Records
——————————
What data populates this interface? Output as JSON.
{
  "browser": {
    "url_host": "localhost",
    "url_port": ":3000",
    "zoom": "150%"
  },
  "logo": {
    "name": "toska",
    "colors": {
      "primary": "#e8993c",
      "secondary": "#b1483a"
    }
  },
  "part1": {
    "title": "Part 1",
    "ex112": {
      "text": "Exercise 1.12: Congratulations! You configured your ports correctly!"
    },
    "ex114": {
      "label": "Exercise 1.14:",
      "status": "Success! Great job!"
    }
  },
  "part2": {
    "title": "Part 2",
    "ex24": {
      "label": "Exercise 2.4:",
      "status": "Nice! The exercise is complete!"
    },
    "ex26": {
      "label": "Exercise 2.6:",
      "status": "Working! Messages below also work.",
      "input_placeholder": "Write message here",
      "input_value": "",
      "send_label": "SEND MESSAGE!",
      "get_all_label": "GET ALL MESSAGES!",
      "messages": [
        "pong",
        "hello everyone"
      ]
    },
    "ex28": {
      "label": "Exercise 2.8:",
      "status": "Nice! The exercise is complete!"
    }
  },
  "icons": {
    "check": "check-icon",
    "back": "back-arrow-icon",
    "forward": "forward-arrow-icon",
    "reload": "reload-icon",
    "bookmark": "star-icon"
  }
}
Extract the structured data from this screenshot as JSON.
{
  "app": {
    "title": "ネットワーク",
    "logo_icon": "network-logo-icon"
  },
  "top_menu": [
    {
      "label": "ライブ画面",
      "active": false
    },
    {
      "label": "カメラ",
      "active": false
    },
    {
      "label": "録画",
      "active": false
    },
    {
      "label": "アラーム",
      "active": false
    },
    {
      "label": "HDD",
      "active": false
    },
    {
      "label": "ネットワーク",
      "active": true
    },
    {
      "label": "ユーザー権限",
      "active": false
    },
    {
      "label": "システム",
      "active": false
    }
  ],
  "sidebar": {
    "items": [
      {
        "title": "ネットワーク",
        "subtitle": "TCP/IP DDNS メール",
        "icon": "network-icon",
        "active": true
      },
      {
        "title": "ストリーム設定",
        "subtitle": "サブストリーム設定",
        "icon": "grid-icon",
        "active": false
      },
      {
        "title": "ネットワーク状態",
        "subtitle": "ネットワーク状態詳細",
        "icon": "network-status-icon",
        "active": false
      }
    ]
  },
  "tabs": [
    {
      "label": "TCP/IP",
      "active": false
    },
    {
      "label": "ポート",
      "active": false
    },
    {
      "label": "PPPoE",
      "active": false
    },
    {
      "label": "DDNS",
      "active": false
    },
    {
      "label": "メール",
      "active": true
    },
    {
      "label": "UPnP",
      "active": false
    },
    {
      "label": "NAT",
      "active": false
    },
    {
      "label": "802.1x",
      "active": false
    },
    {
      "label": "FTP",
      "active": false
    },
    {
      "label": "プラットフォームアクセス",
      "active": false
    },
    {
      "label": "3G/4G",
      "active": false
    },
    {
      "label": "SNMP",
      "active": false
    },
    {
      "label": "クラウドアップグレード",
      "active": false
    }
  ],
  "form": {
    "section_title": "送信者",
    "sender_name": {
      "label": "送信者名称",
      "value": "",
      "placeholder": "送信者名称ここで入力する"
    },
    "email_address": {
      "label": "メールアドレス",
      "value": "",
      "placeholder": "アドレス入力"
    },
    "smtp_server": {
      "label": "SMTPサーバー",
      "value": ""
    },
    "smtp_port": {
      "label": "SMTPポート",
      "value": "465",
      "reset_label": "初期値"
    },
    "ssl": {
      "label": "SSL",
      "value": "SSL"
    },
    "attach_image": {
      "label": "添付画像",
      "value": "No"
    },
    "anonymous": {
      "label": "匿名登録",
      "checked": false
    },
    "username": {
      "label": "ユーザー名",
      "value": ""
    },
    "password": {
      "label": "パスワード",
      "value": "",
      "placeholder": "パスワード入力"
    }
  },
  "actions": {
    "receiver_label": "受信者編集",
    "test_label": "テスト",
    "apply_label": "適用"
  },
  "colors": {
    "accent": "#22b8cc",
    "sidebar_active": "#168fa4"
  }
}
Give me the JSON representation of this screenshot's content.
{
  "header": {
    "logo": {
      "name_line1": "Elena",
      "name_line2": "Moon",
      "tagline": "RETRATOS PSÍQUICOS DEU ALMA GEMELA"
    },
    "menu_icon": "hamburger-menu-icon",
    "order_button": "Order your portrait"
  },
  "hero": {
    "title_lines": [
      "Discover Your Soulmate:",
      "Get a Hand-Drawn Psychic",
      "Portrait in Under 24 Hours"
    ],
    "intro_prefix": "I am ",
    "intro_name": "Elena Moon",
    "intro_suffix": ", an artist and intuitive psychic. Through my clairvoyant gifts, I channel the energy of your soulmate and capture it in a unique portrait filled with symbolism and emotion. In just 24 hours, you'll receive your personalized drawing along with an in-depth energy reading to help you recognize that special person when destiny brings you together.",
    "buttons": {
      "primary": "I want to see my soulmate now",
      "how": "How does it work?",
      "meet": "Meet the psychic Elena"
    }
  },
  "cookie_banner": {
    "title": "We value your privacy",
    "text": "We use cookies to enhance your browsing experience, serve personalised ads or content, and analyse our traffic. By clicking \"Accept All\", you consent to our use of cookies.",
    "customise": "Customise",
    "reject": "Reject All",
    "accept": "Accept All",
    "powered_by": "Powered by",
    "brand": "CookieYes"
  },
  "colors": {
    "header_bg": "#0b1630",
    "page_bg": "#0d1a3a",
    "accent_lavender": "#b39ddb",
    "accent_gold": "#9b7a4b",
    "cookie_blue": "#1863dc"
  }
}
——————————
__Exercise description__
Return the line that contains "Give me the" and all lines after it, verbatim, and nothing else.

__The output__
Give me the JSON representation of this screenshot's content.
{
  "header": {
    "logo": {
      "name_line1": "Elena",
      "name_line2": "Moon",
      "tagline": "RETRATOS PSÍQUICOS DEU ALMA GEMELA"
    },
    "menu_icon": "hamburger-menu-icon",
    "order_button": "Order your portrait"
  },
  "hero": {
    "title_lines": [
      "Discover Your Soulmate:",
      "Get a Hand-Drawn Psychic",
      "Portrait in Under 24 Hours"
    ],
    "intro_prefix": "I am ",
    "intro_name": "Elena Moon",
    "intro_suffix": ", an artist and intuitive psychic. Through my clairvoyant gifts, I channel the energy of your soulmate and capture it in a unique portrait filled with symbolism and emotion. In just 24 hours, you'll receive your personalized drawing along with an in-depth energy reading to help you recognize that special person when destiny brings you together.",
    "buttons": {
      "primary": "I want to see my soulmate now",
      "how": "How does it work?",
      "meet": "Meet the psychic Elena"
    }
  },
  "cookie_banner": {
    "title": "We value your privacy",
    "text": "We use cookies to enhance your browsing experience, serve personalised ads or content, and analyse our traffic. By clicking \"Accept All\", you consent to our use of cookies.",
    "customise": "Customise",
    "reject": "Reject All",
    "accept": "Accept All",
    "powered_by": "Powered by",
    "brand": "CookieYes"
  },
  "colors": {
    "header_bg": "#0b1630",
    "page_bg": "#0d1a3a",
    "accent_lavender": "#b39ddb",
    "accent_gold": "#9b7a4b",
    "cookie_blue": "#1863dc"
  }
}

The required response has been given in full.